Task statement: Read the records below and copy each line that contains "зону".

Data entries:
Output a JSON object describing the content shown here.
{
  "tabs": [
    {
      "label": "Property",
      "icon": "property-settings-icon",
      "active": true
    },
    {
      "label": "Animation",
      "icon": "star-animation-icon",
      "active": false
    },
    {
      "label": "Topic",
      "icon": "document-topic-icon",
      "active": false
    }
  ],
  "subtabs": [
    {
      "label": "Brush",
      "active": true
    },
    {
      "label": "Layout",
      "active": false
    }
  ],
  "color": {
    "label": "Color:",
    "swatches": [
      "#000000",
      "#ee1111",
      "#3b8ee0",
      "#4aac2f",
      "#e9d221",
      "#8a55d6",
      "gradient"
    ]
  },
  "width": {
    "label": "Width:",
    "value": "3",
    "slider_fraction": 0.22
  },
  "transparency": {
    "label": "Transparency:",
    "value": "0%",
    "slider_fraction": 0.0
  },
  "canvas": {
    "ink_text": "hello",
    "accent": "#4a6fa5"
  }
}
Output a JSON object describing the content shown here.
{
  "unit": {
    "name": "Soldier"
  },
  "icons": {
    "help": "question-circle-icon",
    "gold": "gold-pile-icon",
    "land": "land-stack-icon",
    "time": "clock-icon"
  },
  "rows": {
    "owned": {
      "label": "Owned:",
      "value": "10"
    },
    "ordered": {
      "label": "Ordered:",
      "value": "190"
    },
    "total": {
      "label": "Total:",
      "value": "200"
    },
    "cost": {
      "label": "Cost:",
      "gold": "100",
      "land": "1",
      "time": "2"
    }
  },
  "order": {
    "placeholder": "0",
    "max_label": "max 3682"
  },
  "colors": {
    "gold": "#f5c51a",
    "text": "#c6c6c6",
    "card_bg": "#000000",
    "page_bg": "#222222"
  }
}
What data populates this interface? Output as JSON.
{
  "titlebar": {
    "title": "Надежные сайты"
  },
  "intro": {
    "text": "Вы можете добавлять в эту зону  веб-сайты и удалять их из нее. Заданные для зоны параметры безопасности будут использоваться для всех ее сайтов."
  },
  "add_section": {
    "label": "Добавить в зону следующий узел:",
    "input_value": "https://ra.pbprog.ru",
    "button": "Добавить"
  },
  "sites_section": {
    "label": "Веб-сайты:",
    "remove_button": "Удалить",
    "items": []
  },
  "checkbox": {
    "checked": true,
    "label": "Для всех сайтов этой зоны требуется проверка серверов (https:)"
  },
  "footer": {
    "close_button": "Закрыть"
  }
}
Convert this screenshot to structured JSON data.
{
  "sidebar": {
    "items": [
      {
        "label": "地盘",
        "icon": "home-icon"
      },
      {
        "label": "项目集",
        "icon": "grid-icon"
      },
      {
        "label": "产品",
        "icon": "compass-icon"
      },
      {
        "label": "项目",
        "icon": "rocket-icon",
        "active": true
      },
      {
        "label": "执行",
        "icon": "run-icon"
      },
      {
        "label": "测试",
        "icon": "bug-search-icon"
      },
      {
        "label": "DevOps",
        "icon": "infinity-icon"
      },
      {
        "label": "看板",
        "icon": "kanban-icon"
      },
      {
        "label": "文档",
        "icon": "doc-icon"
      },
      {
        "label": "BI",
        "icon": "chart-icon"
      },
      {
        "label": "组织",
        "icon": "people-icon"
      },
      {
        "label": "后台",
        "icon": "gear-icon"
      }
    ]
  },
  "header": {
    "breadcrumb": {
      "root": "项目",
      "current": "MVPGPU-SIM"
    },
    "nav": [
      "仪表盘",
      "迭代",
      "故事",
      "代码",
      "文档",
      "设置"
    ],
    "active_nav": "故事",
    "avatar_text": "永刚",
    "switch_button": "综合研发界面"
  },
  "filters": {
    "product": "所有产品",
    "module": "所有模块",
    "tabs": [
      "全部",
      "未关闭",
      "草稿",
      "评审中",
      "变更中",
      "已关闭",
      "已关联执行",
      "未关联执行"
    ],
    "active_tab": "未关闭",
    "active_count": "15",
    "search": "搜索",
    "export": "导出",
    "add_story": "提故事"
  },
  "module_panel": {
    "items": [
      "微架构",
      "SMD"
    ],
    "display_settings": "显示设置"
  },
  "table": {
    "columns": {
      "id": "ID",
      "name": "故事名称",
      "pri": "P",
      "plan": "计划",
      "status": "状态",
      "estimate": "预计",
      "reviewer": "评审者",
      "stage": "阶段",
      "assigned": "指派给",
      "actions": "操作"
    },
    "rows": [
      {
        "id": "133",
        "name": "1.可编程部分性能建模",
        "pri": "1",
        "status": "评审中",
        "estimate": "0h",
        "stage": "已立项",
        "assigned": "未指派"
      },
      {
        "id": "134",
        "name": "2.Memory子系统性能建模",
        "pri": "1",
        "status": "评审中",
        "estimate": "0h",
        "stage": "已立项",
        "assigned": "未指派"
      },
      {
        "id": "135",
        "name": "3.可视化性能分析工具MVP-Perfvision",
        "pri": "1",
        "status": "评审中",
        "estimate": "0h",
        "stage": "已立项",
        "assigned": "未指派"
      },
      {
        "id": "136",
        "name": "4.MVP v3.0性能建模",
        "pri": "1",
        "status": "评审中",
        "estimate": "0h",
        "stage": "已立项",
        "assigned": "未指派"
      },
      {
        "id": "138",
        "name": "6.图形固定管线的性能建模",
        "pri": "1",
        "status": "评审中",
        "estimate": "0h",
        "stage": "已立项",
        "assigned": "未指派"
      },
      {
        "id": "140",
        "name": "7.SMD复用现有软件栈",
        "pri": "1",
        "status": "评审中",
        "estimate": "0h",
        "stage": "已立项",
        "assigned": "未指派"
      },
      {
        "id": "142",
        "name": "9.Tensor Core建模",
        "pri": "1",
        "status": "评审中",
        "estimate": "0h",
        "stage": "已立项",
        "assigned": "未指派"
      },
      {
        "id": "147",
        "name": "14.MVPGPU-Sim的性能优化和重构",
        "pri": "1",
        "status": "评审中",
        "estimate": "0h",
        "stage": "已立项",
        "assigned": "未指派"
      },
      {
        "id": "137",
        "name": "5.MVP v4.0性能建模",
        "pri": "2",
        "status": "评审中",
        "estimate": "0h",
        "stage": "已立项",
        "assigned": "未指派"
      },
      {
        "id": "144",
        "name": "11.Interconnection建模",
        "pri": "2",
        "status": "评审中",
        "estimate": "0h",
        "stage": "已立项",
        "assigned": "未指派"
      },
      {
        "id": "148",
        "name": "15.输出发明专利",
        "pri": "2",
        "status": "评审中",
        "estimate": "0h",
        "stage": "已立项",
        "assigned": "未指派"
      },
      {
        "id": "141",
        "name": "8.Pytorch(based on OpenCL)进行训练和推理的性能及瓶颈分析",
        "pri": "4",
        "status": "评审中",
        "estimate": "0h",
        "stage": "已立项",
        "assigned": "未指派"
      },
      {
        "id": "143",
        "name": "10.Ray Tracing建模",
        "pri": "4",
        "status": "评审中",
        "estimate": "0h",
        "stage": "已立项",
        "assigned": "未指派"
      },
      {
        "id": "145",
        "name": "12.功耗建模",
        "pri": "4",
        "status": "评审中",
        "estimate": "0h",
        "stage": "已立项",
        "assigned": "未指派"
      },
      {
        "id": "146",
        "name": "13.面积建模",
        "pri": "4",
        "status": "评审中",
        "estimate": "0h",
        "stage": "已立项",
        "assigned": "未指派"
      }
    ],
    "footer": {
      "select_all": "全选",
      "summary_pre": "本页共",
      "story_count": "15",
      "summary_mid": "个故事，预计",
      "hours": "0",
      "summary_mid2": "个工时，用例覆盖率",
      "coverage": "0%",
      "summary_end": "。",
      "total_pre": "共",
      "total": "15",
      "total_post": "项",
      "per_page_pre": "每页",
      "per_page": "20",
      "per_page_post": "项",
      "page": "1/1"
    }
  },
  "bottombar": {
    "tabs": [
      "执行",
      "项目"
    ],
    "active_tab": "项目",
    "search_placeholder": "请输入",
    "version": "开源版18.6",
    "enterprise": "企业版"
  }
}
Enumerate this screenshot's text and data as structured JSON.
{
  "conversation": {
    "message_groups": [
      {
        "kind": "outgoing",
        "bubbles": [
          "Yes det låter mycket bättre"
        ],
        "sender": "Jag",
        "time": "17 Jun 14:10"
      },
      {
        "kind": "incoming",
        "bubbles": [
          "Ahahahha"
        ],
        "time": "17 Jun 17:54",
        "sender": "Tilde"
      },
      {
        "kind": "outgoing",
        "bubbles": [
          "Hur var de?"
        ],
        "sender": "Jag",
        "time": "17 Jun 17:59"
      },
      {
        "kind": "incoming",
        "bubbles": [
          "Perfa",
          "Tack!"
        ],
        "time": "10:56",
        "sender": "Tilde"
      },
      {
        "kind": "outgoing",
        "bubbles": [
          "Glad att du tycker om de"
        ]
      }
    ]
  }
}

Answer to this problem:
    "text": "Вы можете добавлять в эту зону  веб-сайты и удалять их из нее. Заданные для зоны параметры безопасности будут использоваться для всех ее сайтов."
    "label": "Добавить в зону следующий узел:",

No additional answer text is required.